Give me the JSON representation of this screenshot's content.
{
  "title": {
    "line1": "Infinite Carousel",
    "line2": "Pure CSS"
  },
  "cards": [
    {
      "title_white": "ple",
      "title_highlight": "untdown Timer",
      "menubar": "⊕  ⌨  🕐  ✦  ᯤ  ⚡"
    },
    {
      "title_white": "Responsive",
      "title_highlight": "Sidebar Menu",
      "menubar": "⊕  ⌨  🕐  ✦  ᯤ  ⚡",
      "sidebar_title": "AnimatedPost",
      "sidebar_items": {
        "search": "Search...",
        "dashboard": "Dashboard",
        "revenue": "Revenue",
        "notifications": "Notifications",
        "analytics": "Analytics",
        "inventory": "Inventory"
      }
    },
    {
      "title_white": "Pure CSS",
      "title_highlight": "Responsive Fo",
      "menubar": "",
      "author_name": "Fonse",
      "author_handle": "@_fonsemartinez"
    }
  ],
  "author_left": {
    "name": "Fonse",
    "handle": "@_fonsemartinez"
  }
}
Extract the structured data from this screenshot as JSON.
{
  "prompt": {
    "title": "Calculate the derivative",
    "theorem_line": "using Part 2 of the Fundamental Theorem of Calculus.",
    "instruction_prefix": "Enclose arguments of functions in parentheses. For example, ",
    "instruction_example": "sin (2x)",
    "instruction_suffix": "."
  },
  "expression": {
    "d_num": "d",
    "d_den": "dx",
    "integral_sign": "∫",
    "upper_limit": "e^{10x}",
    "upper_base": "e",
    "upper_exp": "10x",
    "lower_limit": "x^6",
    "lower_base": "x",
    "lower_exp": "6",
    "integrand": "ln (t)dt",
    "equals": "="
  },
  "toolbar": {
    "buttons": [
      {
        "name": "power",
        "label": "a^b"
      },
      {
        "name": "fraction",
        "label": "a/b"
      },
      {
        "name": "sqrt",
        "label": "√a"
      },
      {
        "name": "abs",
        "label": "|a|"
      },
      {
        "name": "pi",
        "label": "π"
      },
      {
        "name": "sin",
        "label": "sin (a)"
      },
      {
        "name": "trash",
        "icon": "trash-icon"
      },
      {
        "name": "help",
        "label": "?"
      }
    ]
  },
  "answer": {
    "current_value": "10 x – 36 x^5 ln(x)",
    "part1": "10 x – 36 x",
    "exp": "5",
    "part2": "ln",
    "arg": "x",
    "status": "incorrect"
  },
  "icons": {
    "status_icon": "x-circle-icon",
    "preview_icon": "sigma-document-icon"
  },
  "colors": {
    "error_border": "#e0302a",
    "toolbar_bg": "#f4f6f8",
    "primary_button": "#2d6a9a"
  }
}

—————

### Exercise directions
Show the lines from the data above that contain the string "Responsive".

### Written reply
      "title_white": "Responsive",
      "title_highlight": "Responsive Fo",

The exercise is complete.